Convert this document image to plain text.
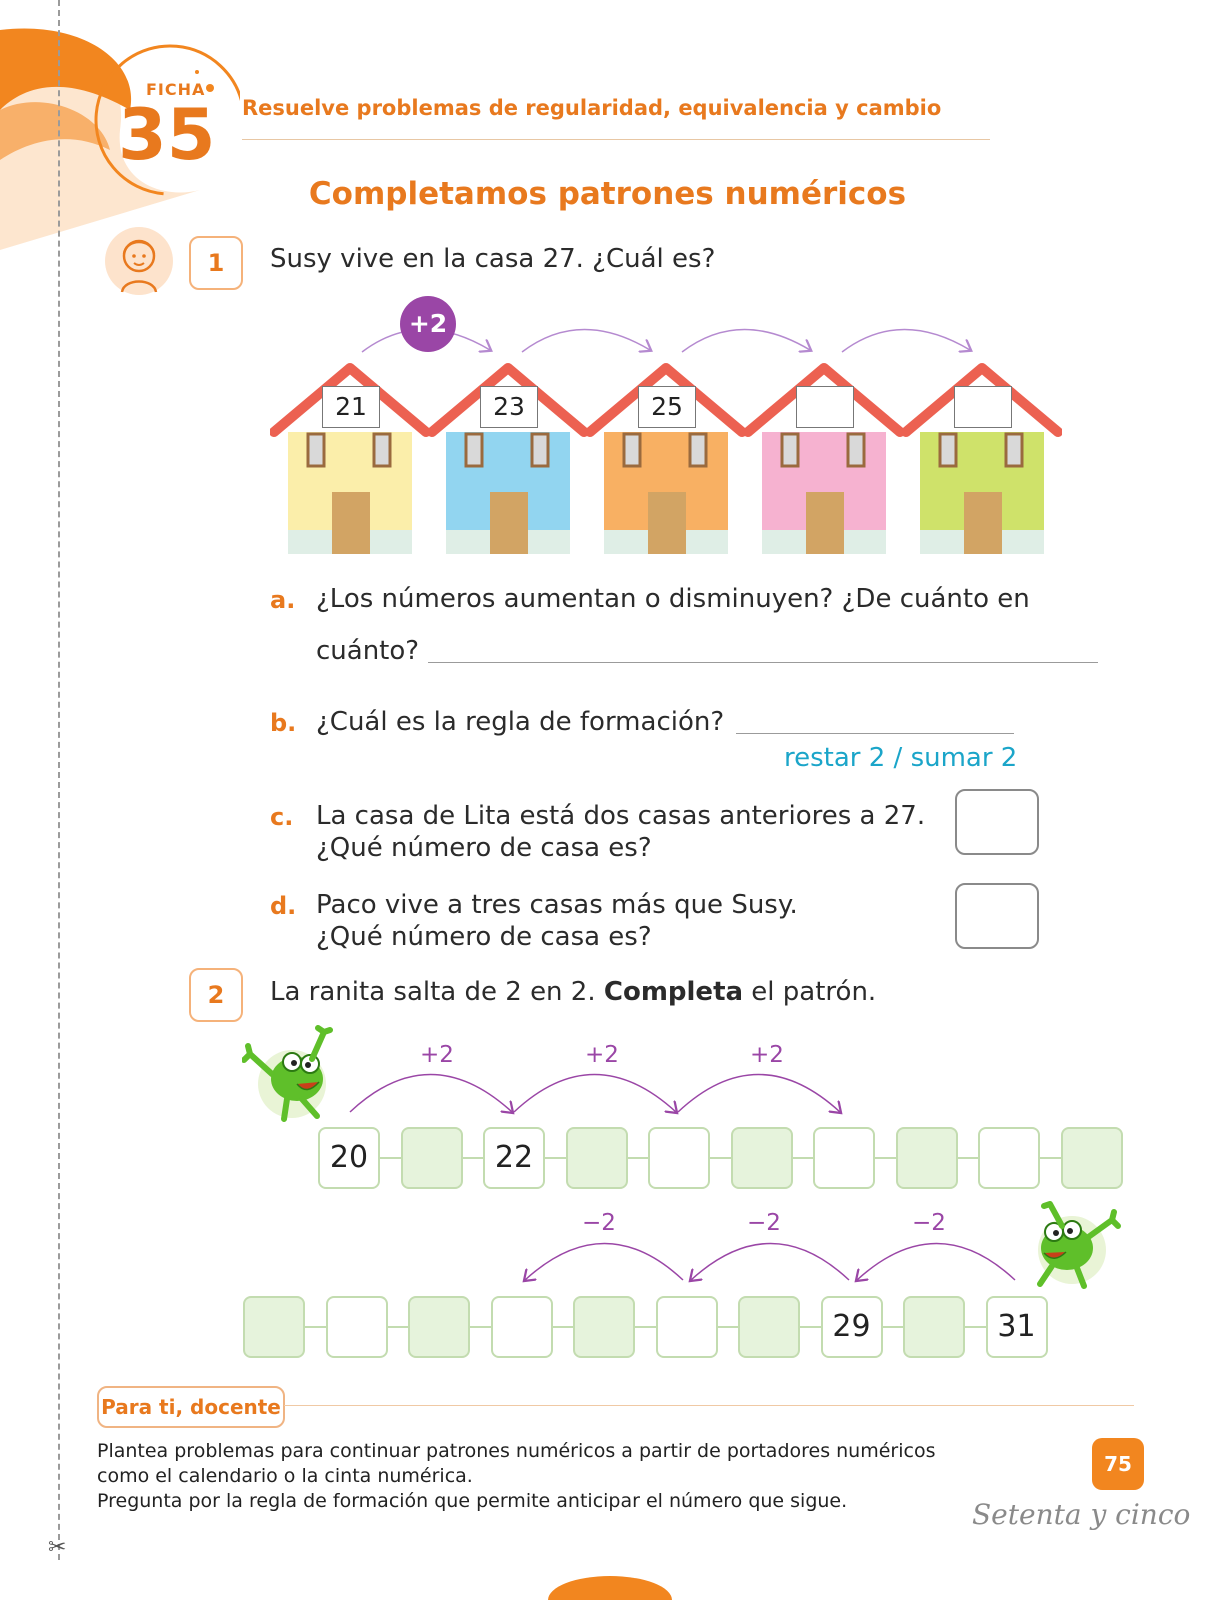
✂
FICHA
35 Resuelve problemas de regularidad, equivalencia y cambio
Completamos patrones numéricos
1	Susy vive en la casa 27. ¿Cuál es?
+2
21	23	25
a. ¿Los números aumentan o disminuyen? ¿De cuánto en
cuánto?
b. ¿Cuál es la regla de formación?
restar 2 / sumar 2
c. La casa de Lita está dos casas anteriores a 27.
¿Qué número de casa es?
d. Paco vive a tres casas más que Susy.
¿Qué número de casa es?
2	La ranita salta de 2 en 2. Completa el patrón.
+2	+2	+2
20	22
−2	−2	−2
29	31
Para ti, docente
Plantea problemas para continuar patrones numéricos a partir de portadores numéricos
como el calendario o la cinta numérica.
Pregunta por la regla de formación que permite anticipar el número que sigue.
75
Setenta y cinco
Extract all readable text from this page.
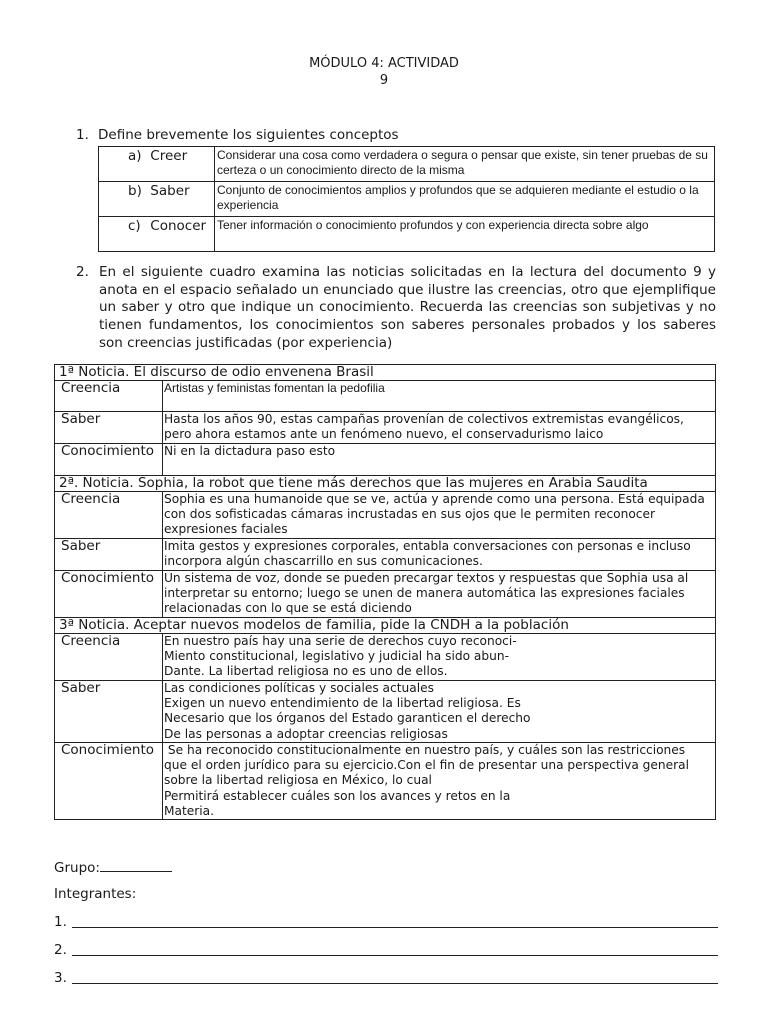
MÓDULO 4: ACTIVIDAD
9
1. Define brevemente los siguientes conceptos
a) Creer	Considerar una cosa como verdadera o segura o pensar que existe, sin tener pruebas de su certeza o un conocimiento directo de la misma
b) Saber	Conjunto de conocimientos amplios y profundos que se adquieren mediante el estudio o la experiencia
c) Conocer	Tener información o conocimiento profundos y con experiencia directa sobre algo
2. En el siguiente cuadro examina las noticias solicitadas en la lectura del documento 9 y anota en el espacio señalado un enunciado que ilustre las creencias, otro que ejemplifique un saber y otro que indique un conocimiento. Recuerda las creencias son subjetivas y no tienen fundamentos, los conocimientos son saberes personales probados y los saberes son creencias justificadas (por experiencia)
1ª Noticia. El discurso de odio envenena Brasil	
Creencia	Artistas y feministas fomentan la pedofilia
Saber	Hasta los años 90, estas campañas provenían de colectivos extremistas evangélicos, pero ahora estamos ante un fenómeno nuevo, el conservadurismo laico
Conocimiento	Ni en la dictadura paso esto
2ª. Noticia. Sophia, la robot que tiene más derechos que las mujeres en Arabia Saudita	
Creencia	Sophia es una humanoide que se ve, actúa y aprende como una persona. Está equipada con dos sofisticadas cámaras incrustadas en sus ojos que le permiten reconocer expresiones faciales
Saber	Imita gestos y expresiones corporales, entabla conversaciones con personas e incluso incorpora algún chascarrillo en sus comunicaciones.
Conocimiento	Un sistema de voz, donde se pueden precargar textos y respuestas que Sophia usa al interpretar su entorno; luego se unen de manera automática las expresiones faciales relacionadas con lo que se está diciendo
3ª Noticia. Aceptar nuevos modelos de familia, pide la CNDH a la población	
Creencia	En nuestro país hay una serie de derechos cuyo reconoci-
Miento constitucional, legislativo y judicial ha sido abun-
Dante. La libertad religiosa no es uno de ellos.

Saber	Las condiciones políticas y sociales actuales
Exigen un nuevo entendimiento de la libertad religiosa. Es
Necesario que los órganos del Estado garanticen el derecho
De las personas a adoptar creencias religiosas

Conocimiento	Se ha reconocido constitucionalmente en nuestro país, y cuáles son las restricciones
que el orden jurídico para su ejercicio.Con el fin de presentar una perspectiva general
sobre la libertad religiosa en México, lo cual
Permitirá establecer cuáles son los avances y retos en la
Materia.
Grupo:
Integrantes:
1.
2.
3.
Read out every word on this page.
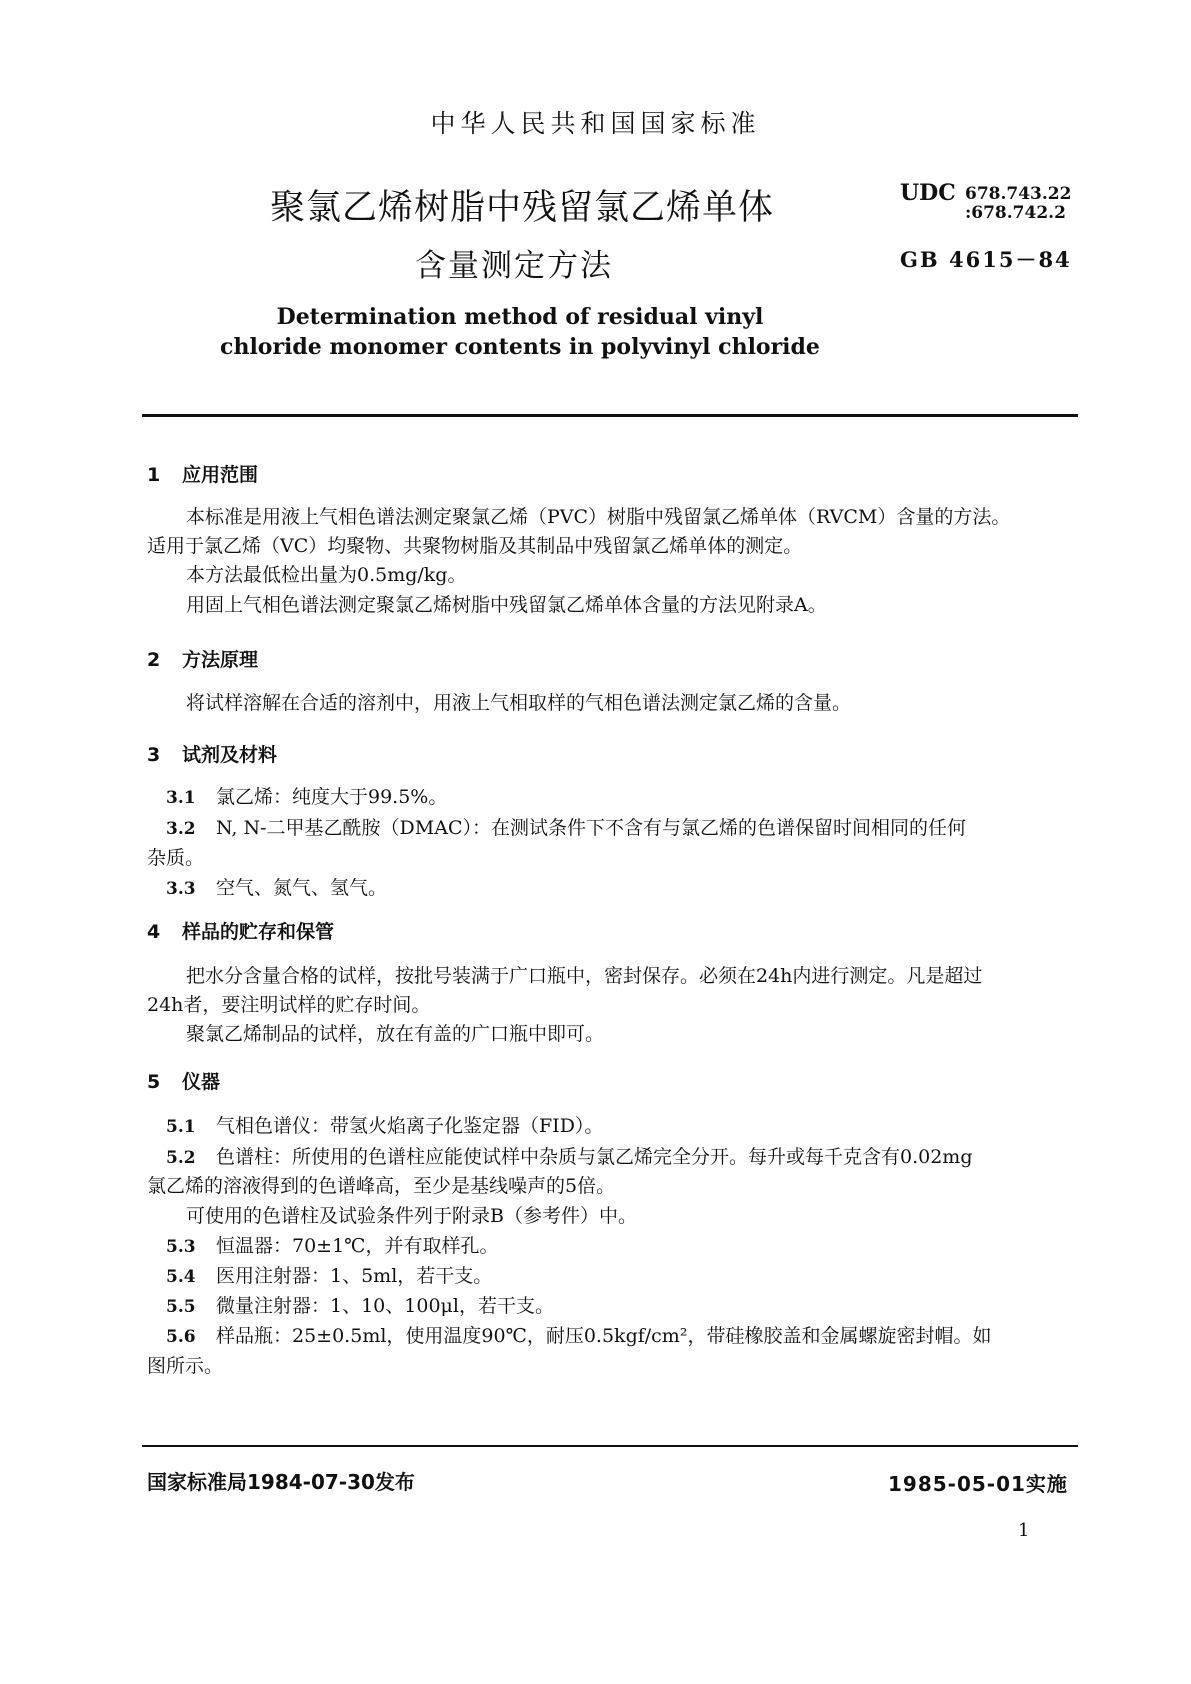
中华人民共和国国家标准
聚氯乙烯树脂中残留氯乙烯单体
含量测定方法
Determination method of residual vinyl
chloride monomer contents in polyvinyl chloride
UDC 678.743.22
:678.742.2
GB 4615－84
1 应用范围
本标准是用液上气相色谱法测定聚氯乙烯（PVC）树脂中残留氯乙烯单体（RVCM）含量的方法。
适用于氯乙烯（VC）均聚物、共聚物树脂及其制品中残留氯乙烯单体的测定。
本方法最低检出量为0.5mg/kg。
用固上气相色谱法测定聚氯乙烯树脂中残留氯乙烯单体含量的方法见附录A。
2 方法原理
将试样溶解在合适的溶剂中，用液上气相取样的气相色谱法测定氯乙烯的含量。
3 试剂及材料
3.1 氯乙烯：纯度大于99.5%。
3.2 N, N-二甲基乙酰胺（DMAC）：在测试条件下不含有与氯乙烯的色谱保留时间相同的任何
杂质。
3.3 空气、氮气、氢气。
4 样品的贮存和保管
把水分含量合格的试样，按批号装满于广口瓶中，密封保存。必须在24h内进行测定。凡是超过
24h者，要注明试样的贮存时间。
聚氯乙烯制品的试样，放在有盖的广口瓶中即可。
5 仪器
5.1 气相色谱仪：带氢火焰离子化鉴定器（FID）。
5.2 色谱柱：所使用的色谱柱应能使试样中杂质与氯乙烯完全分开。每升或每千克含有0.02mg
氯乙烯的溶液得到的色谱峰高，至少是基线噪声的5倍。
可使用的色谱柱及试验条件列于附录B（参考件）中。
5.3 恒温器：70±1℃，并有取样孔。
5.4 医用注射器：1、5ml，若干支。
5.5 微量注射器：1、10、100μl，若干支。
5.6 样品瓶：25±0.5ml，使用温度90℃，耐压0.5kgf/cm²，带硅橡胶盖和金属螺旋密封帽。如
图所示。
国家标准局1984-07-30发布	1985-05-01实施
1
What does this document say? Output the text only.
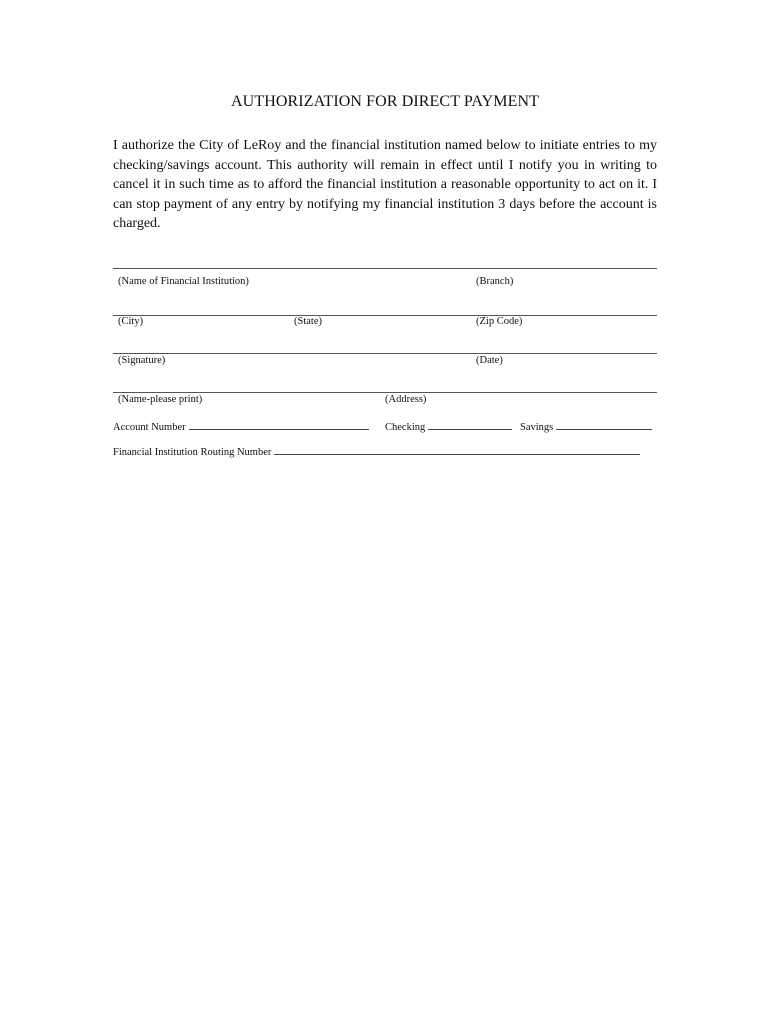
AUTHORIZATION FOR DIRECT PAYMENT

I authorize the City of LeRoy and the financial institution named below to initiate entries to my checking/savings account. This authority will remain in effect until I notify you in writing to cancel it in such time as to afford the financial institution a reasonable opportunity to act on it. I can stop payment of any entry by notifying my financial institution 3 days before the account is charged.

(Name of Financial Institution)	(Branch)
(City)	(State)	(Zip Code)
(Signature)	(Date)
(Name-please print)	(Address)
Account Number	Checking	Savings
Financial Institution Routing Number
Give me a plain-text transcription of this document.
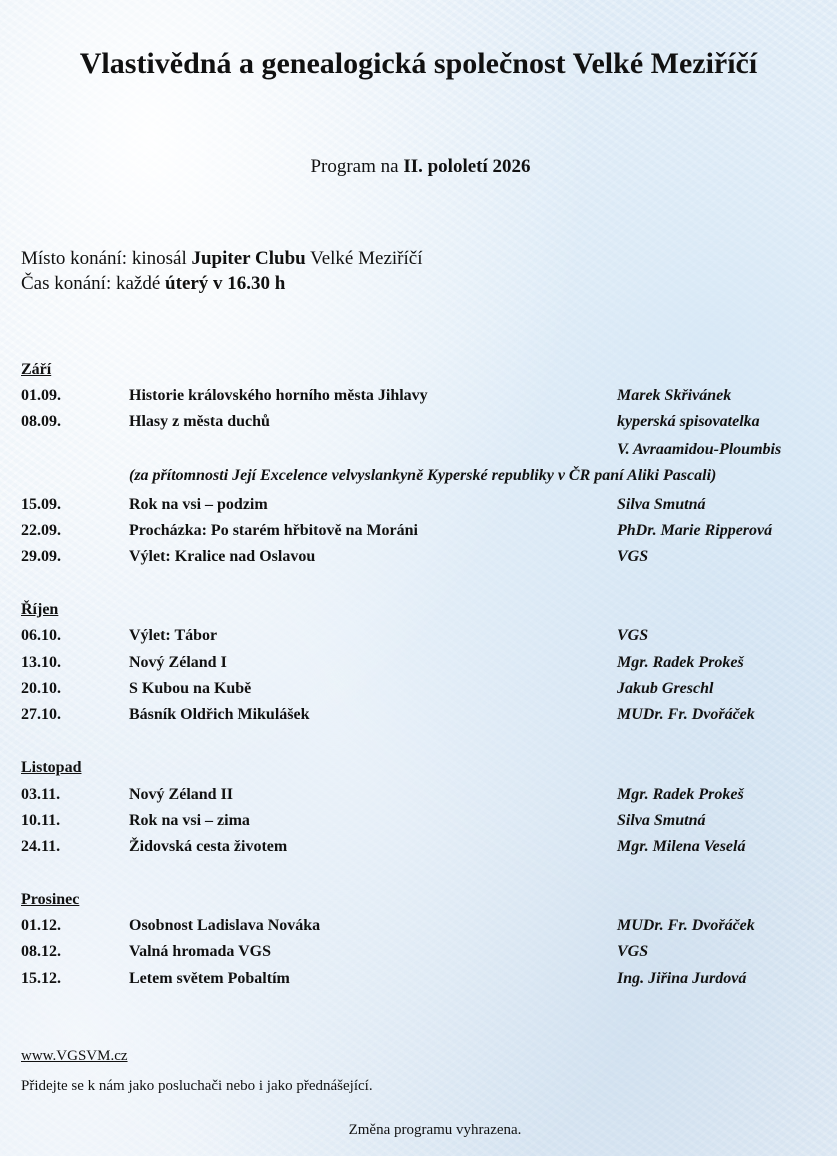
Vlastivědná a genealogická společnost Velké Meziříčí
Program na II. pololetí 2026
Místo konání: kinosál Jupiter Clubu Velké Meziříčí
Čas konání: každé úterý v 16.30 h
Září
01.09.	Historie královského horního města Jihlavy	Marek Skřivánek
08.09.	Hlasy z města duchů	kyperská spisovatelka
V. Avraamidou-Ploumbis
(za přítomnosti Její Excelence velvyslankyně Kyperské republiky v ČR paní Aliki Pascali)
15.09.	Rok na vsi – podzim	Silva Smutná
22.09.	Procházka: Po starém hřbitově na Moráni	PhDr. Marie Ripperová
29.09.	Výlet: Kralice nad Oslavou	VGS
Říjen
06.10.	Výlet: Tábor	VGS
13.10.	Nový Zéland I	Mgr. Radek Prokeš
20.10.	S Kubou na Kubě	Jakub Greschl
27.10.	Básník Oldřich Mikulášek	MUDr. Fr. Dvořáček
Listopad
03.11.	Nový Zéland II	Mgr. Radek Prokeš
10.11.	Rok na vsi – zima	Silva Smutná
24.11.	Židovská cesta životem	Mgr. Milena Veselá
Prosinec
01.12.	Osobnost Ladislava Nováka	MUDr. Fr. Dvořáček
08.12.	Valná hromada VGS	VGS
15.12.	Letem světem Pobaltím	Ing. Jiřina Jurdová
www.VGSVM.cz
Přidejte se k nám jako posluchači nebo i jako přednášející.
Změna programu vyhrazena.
• • • •
(TASK DETAILS) Going through the entries above, tally each line that has the word "casas". Answer with the number only.

(WORKED SOLUTION) 2